▸ **Source document**
******************************

One of its central features has been the reassessment of the roles of native Mesoamericans, both as protagonists in conquest campaigns and as chroniclers of those events (Restall 2012). The Native Conquistador, which highlights the role of Ixtlilxochitl, offers Alva Ixtlilxochitl’s perspective on the events of the conquest and complicates and enriches the standard narrative. In particular, the text reveals the complex political dynamics that motivated Tetzcoco’s alliance with Cortés. At the same time, it exposes tensions and contradictions that speak to the complexity of indigenous identity in colonial Mexico during the century after the conquest. There is no translation of the text currently in circulation; this book aims to fill that void.
We thank Matthew Restall for his early interest in this project and for his encouragement throughout its development. The editorial and production staff at Penn State Press has been superb at every stage. We are also thankful to the external reviewers, whose comments helped us to refine our work, and to Susan Silver, who exercised her duties as copyeditor with tremendous care. We are indebted to the Obermann Center for Advanced Studies at the University of Iowa, which afforded us the necessary space and strategic support to undertake the first draft of the translation through an Interdisciplinary Research Grant in the summer of 2013. The collaborative working environment was essential to our project’s progress, while the enthusiasm and curiosity of our fellow inhabitants of the Obermann house, particularly its director, Teresa Mangum, and assistant director, Jennifer New, heartened our work. We would also like to thank Susan Schroeder and Stafford Poole for their insights into the complexities of Chimalpahin and early modern Catholicism, respectively.

******************************

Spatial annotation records
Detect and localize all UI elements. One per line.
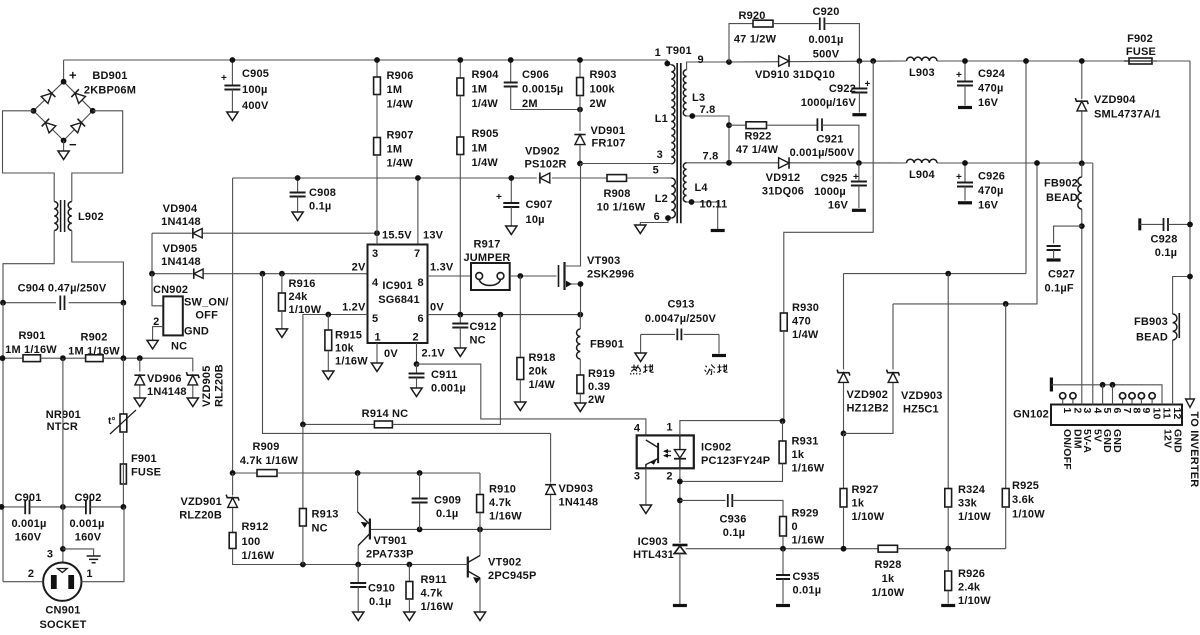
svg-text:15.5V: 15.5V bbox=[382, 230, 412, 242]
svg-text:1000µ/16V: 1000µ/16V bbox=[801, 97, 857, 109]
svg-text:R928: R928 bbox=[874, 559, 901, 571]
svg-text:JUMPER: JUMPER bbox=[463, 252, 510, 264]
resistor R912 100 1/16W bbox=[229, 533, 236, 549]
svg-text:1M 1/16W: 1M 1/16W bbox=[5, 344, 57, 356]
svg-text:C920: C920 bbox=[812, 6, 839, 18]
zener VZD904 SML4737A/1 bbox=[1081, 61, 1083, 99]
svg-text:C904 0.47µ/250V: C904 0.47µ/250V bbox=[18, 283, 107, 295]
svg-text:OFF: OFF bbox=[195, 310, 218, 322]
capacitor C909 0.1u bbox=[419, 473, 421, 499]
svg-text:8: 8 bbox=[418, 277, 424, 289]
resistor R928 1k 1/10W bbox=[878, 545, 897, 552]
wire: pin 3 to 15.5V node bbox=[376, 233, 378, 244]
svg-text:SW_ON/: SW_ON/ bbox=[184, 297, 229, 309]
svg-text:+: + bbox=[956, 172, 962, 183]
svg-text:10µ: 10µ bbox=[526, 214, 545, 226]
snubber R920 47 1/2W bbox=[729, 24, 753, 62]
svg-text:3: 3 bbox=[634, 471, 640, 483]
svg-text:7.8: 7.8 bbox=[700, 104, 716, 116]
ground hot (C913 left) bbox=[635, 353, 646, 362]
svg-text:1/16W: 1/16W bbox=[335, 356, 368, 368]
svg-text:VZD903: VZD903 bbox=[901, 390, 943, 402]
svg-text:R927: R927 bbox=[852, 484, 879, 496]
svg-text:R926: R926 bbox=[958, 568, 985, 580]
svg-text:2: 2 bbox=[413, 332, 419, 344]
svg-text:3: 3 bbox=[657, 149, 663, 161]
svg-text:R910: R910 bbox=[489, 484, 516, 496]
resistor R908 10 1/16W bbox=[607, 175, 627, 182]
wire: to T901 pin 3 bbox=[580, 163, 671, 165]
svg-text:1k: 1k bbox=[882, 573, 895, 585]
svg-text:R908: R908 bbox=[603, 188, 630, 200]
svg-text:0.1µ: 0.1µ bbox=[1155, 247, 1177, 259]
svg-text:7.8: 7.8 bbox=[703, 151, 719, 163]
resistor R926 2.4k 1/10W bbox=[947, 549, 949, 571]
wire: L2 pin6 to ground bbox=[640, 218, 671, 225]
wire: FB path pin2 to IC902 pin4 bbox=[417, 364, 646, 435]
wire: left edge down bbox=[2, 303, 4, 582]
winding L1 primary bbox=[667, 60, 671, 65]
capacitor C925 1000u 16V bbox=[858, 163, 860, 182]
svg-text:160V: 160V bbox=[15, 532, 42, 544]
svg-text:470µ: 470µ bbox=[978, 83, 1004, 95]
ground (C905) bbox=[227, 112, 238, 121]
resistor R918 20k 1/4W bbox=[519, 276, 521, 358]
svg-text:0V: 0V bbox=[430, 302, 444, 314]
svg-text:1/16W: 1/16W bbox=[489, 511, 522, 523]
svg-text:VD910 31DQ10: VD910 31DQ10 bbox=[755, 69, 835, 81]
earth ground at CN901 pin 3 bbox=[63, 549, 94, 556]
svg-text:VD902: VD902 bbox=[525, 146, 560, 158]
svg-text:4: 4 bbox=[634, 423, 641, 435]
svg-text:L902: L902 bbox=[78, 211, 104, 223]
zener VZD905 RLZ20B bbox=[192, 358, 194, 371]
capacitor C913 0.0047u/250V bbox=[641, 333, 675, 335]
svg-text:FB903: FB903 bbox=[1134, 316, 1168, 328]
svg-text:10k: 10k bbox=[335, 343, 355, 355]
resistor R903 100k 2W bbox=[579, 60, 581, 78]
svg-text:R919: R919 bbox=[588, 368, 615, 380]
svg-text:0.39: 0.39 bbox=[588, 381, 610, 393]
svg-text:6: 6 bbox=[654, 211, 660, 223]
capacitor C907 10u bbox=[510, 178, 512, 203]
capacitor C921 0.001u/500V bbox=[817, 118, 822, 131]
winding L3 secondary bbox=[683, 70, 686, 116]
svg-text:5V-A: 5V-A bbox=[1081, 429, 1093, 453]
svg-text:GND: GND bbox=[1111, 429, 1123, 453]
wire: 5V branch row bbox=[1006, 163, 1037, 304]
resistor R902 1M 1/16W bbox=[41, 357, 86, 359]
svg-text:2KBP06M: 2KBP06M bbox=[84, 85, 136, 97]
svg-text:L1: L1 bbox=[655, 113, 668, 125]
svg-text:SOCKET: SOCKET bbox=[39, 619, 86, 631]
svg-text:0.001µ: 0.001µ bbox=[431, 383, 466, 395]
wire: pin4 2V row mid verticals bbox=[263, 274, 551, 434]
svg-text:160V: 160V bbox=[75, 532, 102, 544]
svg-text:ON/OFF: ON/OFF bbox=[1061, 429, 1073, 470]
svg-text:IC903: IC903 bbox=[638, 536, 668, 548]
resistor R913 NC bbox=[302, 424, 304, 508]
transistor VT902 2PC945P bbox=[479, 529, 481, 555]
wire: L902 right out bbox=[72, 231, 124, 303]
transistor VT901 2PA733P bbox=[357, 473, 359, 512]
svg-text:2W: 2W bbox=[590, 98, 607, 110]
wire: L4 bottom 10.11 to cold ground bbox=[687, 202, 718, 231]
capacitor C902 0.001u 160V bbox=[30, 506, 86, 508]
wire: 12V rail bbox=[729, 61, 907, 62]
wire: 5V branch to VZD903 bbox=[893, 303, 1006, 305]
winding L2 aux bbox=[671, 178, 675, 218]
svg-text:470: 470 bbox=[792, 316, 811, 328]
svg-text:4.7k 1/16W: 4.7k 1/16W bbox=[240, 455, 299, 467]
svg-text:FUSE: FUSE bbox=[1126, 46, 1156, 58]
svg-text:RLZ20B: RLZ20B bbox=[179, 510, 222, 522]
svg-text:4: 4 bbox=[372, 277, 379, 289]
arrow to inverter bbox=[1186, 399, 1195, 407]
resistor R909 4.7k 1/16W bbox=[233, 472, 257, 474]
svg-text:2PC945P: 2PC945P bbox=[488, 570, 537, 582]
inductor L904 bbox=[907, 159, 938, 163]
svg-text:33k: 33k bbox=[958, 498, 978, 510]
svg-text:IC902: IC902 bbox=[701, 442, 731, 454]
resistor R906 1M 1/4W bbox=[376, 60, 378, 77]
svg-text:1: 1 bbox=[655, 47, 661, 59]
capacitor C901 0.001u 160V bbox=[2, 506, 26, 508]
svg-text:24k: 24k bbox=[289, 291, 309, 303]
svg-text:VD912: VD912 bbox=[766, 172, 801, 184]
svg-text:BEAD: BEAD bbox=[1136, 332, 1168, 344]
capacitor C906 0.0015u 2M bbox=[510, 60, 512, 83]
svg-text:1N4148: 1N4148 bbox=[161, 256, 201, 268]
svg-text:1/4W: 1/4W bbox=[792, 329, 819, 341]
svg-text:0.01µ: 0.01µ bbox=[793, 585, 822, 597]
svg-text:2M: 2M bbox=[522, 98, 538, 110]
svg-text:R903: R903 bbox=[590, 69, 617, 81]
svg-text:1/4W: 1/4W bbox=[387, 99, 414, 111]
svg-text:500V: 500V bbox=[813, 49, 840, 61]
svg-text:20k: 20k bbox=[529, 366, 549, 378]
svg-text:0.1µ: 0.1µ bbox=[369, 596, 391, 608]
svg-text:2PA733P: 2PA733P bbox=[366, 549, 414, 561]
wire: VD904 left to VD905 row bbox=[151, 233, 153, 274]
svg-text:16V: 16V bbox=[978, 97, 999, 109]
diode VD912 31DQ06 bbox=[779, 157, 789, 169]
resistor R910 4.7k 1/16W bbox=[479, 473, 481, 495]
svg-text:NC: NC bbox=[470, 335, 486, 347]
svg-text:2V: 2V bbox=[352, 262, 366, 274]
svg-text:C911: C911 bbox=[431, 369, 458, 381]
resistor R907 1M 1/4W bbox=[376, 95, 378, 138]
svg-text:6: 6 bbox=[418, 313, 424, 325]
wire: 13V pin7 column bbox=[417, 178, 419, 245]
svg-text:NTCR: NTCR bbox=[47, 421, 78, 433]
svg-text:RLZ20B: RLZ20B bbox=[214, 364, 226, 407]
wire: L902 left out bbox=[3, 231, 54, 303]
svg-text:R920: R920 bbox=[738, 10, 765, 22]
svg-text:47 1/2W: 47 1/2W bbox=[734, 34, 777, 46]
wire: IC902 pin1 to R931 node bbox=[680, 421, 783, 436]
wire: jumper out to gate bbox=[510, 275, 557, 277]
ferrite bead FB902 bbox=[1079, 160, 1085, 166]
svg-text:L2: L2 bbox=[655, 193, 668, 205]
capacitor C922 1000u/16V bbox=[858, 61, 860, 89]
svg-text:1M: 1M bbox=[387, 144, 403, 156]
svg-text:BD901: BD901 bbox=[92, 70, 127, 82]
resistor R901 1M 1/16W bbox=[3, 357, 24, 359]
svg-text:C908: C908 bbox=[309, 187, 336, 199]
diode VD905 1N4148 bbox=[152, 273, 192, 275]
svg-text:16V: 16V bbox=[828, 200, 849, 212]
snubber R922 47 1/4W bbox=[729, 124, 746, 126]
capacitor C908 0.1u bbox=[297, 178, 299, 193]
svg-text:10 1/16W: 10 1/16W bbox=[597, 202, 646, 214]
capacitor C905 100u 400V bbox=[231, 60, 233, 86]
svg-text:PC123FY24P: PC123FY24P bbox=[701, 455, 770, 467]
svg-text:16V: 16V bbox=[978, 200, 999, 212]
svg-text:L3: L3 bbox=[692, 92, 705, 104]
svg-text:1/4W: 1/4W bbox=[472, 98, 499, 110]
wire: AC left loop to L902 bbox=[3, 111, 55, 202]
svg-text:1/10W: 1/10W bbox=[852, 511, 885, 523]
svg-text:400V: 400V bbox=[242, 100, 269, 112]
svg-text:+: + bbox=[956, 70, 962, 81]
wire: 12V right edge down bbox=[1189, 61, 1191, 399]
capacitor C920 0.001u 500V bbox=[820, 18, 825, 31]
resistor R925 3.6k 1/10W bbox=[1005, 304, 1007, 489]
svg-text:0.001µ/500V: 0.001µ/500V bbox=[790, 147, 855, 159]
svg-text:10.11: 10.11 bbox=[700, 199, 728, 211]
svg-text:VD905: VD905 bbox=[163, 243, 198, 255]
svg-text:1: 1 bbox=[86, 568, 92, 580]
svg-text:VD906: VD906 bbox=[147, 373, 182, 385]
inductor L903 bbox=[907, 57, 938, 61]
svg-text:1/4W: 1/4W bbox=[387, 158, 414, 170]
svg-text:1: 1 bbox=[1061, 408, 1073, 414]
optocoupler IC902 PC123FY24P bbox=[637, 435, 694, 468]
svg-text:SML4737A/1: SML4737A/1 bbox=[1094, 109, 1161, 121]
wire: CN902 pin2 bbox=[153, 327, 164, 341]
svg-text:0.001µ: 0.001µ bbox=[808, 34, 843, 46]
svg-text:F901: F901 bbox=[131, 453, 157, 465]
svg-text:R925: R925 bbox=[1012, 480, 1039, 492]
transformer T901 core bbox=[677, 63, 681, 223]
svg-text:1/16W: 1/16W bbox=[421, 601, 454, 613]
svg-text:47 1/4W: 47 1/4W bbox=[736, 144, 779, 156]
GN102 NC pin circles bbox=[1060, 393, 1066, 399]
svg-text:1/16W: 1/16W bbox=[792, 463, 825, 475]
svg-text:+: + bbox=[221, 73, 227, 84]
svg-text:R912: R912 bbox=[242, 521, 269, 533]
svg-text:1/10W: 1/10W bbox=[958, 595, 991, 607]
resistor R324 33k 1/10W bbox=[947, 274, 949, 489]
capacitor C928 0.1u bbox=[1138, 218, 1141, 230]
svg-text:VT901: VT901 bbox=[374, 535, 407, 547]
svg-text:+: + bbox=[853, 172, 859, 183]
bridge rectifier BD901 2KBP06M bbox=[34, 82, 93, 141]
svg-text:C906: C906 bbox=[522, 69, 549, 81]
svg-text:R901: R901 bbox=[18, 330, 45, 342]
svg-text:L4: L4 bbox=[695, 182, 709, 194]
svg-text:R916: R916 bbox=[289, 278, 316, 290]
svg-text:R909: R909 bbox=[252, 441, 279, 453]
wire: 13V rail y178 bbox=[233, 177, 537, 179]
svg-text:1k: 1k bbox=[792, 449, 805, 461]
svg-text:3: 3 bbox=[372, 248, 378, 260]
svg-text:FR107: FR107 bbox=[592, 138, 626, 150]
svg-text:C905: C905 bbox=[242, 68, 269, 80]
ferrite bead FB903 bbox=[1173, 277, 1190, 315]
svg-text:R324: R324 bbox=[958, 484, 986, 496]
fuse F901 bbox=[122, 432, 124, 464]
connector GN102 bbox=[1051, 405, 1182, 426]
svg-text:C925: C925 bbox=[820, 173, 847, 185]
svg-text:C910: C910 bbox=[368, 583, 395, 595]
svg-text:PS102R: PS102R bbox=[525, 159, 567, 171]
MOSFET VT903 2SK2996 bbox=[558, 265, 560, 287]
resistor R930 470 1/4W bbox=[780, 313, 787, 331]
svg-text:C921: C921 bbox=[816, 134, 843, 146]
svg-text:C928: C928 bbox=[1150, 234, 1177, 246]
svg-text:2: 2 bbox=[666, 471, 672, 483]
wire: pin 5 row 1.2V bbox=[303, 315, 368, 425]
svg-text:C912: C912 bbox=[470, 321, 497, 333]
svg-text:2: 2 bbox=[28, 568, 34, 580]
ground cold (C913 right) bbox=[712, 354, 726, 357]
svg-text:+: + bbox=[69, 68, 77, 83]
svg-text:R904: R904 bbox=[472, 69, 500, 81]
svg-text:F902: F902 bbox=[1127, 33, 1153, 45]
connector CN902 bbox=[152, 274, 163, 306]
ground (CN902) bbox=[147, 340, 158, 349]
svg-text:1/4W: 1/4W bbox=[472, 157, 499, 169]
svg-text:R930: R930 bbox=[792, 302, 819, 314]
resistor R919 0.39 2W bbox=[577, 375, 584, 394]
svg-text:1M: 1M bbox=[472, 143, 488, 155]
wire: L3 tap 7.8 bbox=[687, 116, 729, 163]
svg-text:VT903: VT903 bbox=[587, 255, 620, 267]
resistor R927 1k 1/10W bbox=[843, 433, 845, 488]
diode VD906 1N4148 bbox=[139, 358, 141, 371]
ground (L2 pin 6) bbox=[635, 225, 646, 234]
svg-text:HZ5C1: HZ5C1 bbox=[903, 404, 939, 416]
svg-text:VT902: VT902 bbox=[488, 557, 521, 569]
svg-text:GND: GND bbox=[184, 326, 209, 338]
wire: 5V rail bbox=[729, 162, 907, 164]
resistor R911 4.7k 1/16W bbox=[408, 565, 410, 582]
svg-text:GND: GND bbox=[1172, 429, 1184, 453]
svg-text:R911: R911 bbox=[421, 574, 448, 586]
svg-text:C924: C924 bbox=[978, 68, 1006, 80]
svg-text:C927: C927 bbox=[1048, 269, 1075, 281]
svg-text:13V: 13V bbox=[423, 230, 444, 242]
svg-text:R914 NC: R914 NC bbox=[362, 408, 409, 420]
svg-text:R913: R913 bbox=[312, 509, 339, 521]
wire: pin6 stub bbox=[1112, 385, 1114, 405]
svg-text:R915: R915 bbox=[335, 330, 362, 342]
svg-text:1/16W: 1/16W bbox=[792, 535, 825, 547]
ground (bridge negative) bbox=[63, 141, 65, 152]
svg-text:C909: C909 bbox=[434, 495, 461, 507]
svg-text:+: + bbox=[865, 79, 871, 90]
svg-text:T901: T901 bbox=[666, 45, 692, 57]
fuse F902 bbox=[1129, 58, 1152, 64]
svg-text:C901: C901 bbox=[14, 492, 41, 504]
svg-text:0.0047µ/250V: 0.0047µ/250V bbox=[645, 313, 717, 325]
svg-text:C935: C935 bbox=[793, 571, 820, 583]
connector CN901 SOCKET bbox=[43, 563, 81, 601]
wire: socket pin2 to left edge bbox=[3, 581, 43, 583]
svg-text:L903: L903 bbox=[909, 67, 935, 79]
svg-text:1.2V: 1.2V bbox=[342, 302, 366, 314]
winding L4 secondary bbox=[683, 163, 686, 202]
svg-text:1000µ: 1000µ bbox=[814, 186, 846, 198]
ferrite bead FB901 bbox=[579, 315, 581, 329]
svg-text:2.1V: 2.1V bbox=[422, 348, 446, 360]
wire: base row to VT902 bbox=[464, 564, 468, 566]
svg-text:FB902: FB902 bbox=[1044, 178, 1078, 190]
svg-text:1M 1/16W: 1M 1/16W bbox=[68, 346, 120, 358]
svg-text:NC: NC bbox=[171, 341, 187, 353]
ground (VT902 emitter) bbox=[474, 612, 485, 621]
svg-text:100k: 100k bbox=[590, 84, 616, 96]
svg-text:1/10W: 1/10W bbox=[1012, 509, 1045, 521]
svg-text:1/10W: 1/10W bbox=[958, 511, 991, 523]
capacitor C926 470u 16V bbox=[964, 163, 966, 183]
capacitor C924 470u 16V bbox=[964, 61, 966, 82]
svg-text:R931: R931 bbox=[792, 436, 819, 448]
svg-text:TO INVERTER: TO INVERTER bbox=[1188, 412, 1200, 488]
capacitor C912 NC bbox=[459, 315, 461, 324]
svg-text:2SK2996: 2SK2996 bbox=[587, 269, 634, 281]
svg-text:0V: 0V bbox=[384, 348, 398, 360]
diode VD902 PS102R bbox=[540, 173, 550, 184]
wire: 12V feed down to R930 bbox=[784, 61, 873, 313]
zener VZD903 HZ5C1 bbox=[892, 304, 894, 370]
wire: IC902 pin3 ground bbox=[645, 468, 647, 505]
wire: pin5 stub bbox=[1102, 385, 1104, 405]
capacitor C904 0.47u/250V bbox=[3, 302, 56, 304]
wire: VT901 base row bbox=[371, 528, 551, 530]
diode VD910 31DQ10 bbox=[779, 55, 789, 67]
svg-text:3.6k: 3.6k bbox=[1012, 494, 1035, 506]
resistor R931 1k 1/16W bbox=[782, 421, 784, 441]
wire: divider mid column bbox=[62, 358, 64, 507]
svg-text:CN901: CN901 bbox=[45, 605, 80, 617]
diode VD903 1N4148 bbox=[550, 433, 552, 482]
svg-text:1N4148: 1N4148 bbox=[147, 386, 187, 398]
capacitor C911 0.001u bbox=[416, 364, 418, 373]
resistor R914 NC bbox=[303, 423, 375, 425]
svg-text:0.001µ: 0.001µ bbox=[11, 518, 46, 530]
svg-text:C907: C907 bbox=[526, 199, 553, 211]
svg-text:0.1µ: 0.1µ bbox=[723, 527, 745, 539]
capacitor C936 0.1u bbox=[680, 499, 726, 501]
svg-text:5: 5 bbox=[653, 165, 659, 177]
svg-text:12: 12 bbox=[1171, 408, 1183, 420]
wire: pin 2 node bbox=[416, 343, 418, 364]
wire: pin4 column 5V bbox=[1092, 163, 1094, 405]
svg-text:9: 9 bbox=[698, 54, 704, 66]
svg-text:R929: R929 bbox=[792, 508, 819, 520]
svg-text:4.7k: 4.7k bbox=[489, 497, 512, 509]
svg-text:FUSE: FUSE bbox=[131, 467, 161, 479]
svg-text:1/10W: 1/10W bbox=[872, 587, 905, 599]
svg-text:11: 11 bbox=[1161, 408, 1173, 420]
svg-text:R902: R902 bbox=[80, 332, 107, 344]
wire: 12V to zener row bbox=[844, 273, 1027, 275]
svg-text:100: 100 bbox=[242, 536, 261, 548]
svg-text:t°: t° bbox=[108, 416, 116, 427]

******************************

▸ **Given exercise A**
From the passage on The Native Conquistador, return the span starting at "One of its central" and ending at "fill that void.".
▸ **Given exercise B**
Resume the passage on The Native Conquistador from the point where it stops.

▸ **Task output A**
One of its central features has been the reassessment of the roles of native Mesoamericans, both as protagonists in conquest campaigns and as chroniclers of those events (Restall 2012). The Native Conquistador, which highlights the role of Ixtlilxochitl, offers Alva Ixtlilxochitl’s perspective on the events of the conquest and complicates and enriches the standard narrative. In particular, the text reveals the complex political dynamics that motivated Tetzcoco’s alliance with Cortés. At the same time, it exposes tensions and contradictions that speak to the complexity of indigenous identity in colonial Mexico during the century after the conquest. There is no translation of the text currently in circulation; this book aims to fill that void.

▸ **Task output B**
ABBREVIATIONS
Introduction
Tetzcoco’s Native Conquistadors
In the autumn of 1520 Hernando Cortés and his men prepared for a second invasion of Mexico-Tenochtitlan, the capital city of the Triple Alliance (often called the Aztec Empire). Their first attempt, begun a year earlier, had ended badly; in late June 1520 they were forced to flee the city after dark and sustained heavy casualties in what was later called the noche triste, or sad night. By December 1520, however, they were better prepared. They had spent the intervening year licking their wounds and formulating a two-pronged battle plan in which they would attack by boat and by marching along the three causeways linking the island city to the mainland. And, more important, they had attracted a large contingent of indigenous allies from across the region. These indigenous fighters were crucial to the Spaniards’ eventual victory.
The most famous of Cortés’s native allies were those from the Nahua altepetl, or city-state, of Tlaxcala, which remained independent of the Triple Alliance at the time of the Spanish arrival.¹ The alliance of Tetzcoco, Mexico-Tenochtitlan, and Tlacopan had jointly gained dominance over vast swaths of Mesoamerica. The Tlaxcalteca, as the traditional enemies of this Triple Alliance, were persuaded to join Cortés’s cause fairly easily. But Cortés was also able to attract fighters from the city of Tetzcoco, a founding member of the Triple Alliance and traditionally one of Mexico-Tenochtitlan’s staunchest supporters. Reflecting the factionalism of Nahua politics, the Tetzcoca who chose to fight alongside the Spaniards betrayed their own federation. The version of the conquest presented here, written by don Fernando de Alva Ixtlilxochitl, represents the perspective of the Tetzcoca who supported the Spaniards and emphasizes the role of the author’s ancestor, Ixtlilxochitl, who appears at Cortés’s side throughout the conquest of New Spain. Alva Ixtlilxochitl laments, however, that Cortés did not mention Ixtlilxochitl or his exploits or heroic deeds,
and he worked steadily to remedy that omission with his account.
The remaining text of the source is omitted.